▶ Task prompt: Each line that holds the word "JSON" is to be identified and copied.

##### Material supplied #####

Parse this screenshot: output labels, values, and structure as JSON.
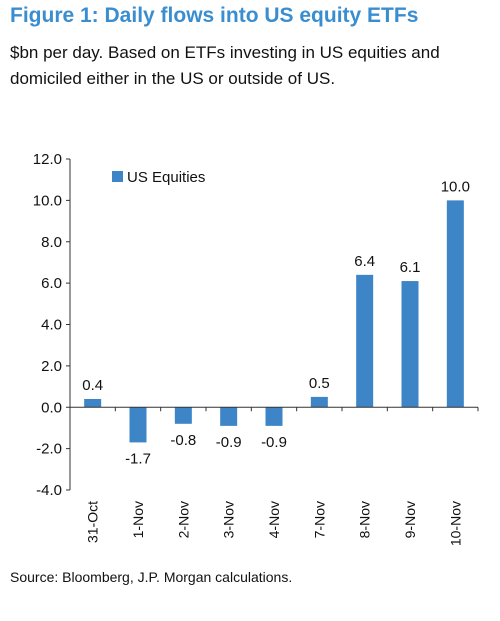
{
  "figure": {
    "title": "Figure 1: Daily flows into US equity ETFs",
    "subtitle": "$bn per day. Based on ETFs investing in US equities and domiciled either in the US or outside of US.",
    "source": "Source: Bloomberg, J.P. Morgan calculations."
  },
  "chart_data": {
    "type": "bar",
    "categories": [
      "31-Oct",
      "1-Nov",
      "2-Nov",
      "3-Nov",
      "4-Nov",
      "7-Nov",
      "8-Nov",
      "9-Nov",
      "10-Nov"
    ],
    "series": [
      {
        "name": "US Equities",
        "values": [
          0.4,
          -1.7,
          -0.8,
          -0.9,
          -0.9,
          0.5,
          6.4,
          6.1,
          10.0
        ]
      }
    ],
    "data_labels": [
      "0.4",
      "-1.7",
      "-0.8",
      "-0.9",
      "-0.9",
      "0.5",
      "6.4",
      "6.1",
      "10.0"
    ],
    "yticks": [
      "12.0",
      "10.0",
      "8.0",
      "6.0",
      "4.0",
      "2.0",
      "0.0",
      "-2.0",
      "-4.0"
    ],
    "ylim": [
      -4,
      12
    ],
    "grid": false,
    "legend_position": "top-left",
    "bar_color": "#3d85c6"
  }
}
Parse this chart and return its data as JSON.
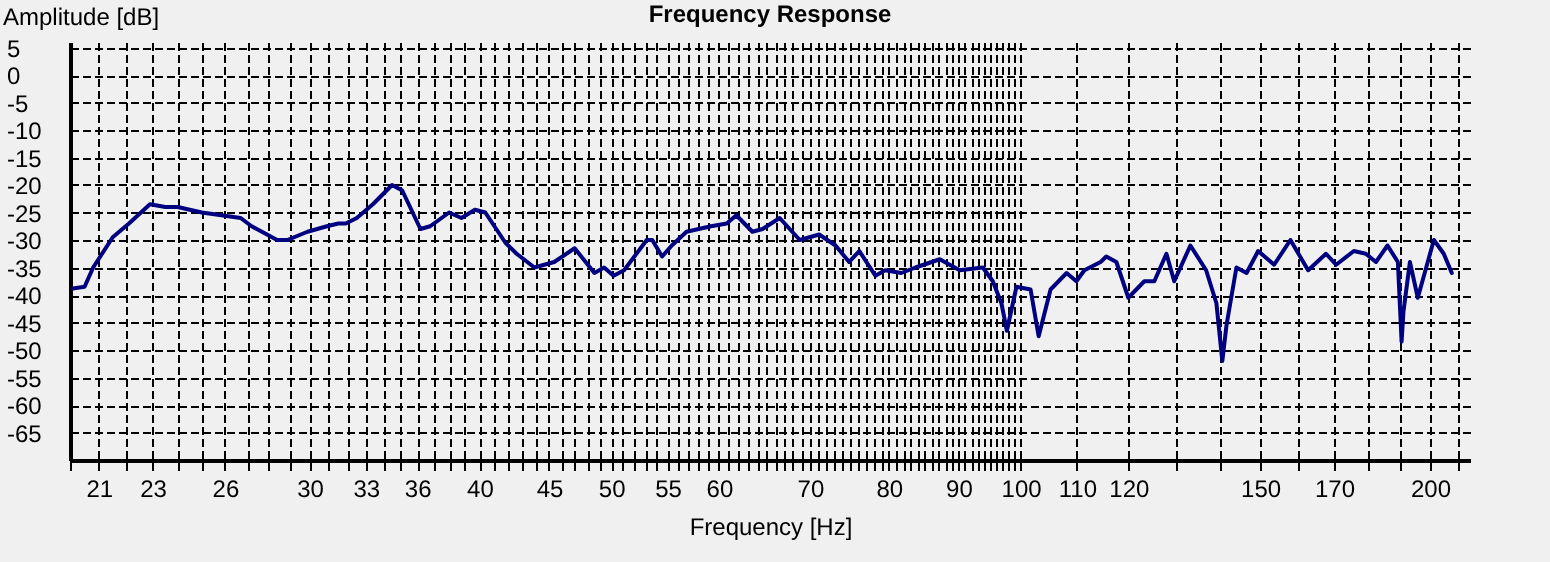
{
  "chart_data": {
    "type": "line",
    "title": "Frequency Response",
    "xlabel": "Frequency [Hz]",
    "ylabel": "Amplitude [dB]",
    "log": "x",
    "grid": true,
    "line_style": "solid",
    "marker": "none",
    "xlim": [
      20,
      214
    ],
    "ylim": [
      -70,
      6
    ],
    "xticks": [
      {
        "value": 20,
        "label": null
      },
      21,
      {
        "value": 22,
        "label": null
      },
      23,
      {
        "value": 24,
        "label": null
      },
      {
        "value": 25,
        "label": null
      },
      26,
      {
        "value": 27,
        "label": null
      },
      {
        "value": 28,
        "label": null
      },
      {
        "value": 29,
        "label": null
      },
      30,
      {
        "value": 31,
        "label": null
      },
      {
        "value": 32,
        "label": null
      },
      33,
      {
        "value": 34,
        "label": null
      },
      {
        "value": 35,
        "label": null
      },
      36,
      {
        "value": 37,
        "label": null
      },
      {
        "value": 38,
        "label": null
      },
      {
        "value": 39,
        "label": null
      },
      40,
      {
        "value": 41,
        "label": null
      },
      {
        "value": 42,
        "label": null
      },
      {
        "value": 43,
        "label": null
      },
      {
        "value": 44,
        "label": null
      },
      45,
      {
        "value": 46,
        "label": null
      },
      {
        "value": 47,
        "label": null
      },
      {
        "value": 48,
        "label": null
      },
      {
        "value": 49,
        "label": null
      },
      50,
      {
        "value": 51,
        "label": null
      },
      {
        "value": 52,
        "label": null
      },
      {
        "value": 53,
        "label": null
      },
      {
        "value": 54,
        "label": null
      },
      55,
      {
        "value": 56,
        "label": null
      },
      {
        "value": 57,
        "label": null
      },
      {
        "value": 58,
        "label": null
      },
      {
        "value": 59,
        "label": null
      },
      60,
      {
        "value": 61,
        "label": null
      },
      {
        "value": 62,
        "label": null
      },
      {
        "value": 63,
        "label": null
      },
      {
        "value": 64,
        "label": null
      },
      {
        "value": 65,
        "label": null
      },
      {
        "value": 66,
        "label": null
      },
      {
        "value": 67,
        "label": null
      },
      {
        "value": 68,
        "label": null
      },
      {
        "value": 69,
        "label": null
      },
      70,
      {
        "value": 71,
        "label": null
      },
      {
        "value": 72,
        "label": null
      },
      {
        "value": 73,
        "label": null
      },
      {
        "value": 74,
        "label": null
      },
      {
        "value": 75,
        "label": null
      },
      {
        "value": 76,
        "label": null
      },
      {
        "value": 77,
        "label": null
      },
      {
        "value": 78,
        "label": null
      },
      {
        "value": 79,
        "label": null
      },
      80,
      {
        "value": 81,
        "label": null
      },
      {
        "value": 82,
        "label": null
      },
      {
        "value": 83,
        "label": null
      },
      {
        "value": 84,
        "label": null
      },
      {
        "value": 85,
        "label": null
      },
      {
        "value": 86,
        "label": null
      },
      {
        "value": 87,
        "label": null
      },
      {
        "value": 88,
        "label": null
      },
      {
        "value": 89,
        "label": null
      },
      90,
      {
        "value": 91,
        "label": null
      },
      {
        "value": 92,
        "label": null
      },
      {
        "value": 93,
        "label": null
      },
      {
        "value": 94,
        "label": null
      },
      {
        "value": 95,
        "label": null
      },
      {
        "value": 96,
        "label": null
      },
      {
        "value": 97,
        "label": null
      },
      {
        "value": 98,
        "label": null
      },
      {
        "value": 99,
        "label": null
      },
      100,
      110,
      120,
      {
        "value": 130,
        "label": null
      },
      {
        "value": 140,
        "label": null
      },
      150,
      {
        "value": 160,
        "label": null
      },
      170,
      {
        "value": 180,
        "label": null
      },
      {
        "value": 190,
        "label": null
      },
      200,
      {
        "value": 210,
        "label": null
      }
    ],
    "yticks": [
      5,
      0,
      -5,
      -10,
      -15,
      -20,
      -25,
      -30,
      -35,
      -40,
      -45,
      -50,
      -55,
      -60,
      -65
    ],
    "series": [
      {
        "color": "#000080",
        "x": [
          20.1,
          20.5,
          20.8,
          21.5,
          22.1,
          22.9,
          23.5,
          24,
          25,
          26.7,
          27.2,
          28.4,
          28.9,
          29.9,
          30.9,
          31.5,
          31.9,
          32.5,
          33.4,
          34.5,
          35.1,
          36.2,
          36.8,
          38,
          38.8,
          39.7,
          40.4,
          41.8,
          42.6,
          43.9,
          45.4,
          47,
          48.6,
          49.4,
          50.2,
          51.1,
          53.1,
          53.6,
          54.5,
          55.4,
          56.8,
          59.2,
          60.8,
          61.8,
          63.5,
          64.6,
          66.5,
          68.8,
          71.1,
          73.1,
          74.8,
          76.1,
          78.2,
          79.5,
          81.7,
          83.7,
          87.2,
          90.2,
          93.8,
          95.4,
          96.8,
          97.7,
          99.3,
          101.7,
          103.1,
          105.2,
          108.1,
          109.9,
          111.4,
          114.5,
          115.6,
          117.6,
          120,
          123.3,
          125.4,
          128,
          129.7,
          133.3,
          136.9,
          139.3,
          140.7,
          141.7,
          144.1,
          146.6,
          149.5,
          153.6,
          157.9,
          162.7,
          167.7,
          170.6,
          175.8,
          179.4,
          182.5,
          186.1,
          189.4,
          190.6,
          191.2,
          193.3,
          195.9,
          201.3,
          204.7,
          207.5
        ],
        "values": [
          -38.8,
          -38.5,
          -35,
          -29.5,
          -27,
          -23.5,
          -24,
          -24,
          -25,
          -26,
          -27.5,
          -30,
          -30,
          -28.5,
          -27.5,
          -27,
          -27,
          -26,
          -23.5,
          -20,
          -21,
          -28,
          -27.5,
          -25,
          -26,
          -24.5,
          -25,
          -30.5,
          -32.5,
          -35,
          -34,
          -31.5,
          -36,
          -35,
          -36.5,
          -35.5,
          -30,
          -30,
          -33,
          -31,
          -28.5,
          -27.5,
          -27,
          -25.5,
          -28.5,
          -28,
          -26,
          -30,
          -29,
          -31,
          -34,
          -32,
          -36.5,
          -35.5,
          -36,
          -35,
          -33.5,
          -35.5,
          -35,
          -37.5,
          -41.5,
          -46.5,
          -38.5,
          -39,
          -47.5,
          -39,
          -36,
          -37.5,
          -35.5,
          -34,
          -33,
          -34,
          -40.5,
          -37.5,
          -37.5,
          -32.5,
          -37.5,
          -31,
          -35.5,
          -41.5,
          -52,
          -45.5,
          -35,
          -36,
          -32,
          -34.5,
          -30,
          -35.5,
          -32.5,
          -34.5,
          -32,
          -32.5,
          -34,
          -31,
          -34,
          -48.5,
          -43,
          -34,
          -40.5,
          -30,
          -32.5,
          -36
        ]
      }
    ]
  }
}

#####

▶ Full response:
Parse this screenshot: output labels, values, and structure as JSON.
Parse this chart and return its data as JSON.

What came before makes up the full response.